● **WHAT IS BEING ASKED**
Output every entry exactly, from the first line to the last.
>> START DATA RECORDS
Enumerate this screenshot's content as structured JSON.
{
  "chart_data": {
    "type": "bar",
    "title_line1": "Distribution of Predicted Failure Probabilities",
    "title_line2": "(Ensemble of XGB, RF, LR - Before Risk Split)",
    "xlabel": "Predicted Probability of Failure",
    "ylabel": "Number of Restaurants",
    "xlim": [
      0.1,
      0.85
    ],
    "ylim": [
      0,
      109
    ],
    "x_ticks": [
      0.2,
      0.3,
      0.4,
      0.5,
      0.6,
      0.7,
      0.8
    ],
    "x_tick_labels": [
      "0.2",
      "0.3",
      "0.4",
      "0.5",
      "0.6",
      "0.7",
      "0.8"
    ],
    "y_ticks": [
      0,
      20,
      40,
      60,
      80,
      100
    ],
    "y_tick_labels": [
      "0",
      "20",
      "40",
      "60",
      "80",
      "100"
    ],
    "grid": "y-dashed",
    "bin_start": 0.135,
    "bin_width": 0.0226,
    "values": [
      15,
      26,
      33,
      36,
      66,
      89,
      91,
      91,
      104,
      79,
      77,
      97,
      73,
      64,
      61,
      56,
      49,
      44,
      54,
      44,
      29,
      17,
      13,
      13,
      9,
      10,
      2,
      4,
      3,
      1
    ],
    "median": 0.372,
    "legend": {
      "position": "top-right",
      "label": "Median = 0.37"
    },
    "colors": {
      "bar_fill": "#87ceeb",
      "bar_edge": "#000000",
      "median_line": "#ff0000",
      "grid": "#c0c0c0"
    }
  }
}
>> END DATA RECORDS
● **OUTPUT OF THE EXERCISE**
Enumerate this screenshot's content as structured JSON.
{
  "chart_data": {
    "type": "bar",
    "title_line1": "Distribution of Predicted Failure Probabilities",
    "title_line2": "(Ensemble of XGB, RF, LR - Before Risk Split)",
    "xlabel": "Predicted Probability of Failure",
    "ylabel": "Number of Restaurants",
    "xlim": [
      0.1,
      0.85
    ],
    "ylim": [
      0,
      109
    ],
    "x_ticks": [
      0.2,
      0.3,
      0.4,
      0.5,
      0.6,
      0.7,
      0.8
    ],
    "x_tick_labels": [
      "0.2",
      "0.3",
      "0.4",
      "0.5",
      "0.6",
      "0.7",
      "0.8"
    ],
    "y_ticks": [
      0,
      20,
      40,
      60,
      80,
      100
    ],
    "y_tick_labels": [
      "0",
      "20",
      "40",
      "60",
      "80",
      "100"
    ],
    "grid": "y-dashed",
    "bin_start": 0.135,
    "bin_width": 0.0226,
    "values": [
      15,
      26,
      33,
      36,
      66,
      89,
      91,
      91,
      104,
      79,
      77,
      97,
      73,
      64,
      61,
      56,
      49,
      44,
      54,
      44,
      29,
      17,
      13,
      13,
      9,
      10,
      2,
      4,
      3,
      1
    ],
    "median": 0.372,
    "legend": {
      "position": "top-right",
      "label": "Median = 0.37"
    },
    "colors": {
      "bar_fill": "#87ceeb",
      "bar_edge": "#000000",
      "median_line": "#ff0000",
      "grid": "#c0c0c0"
    }
  }
}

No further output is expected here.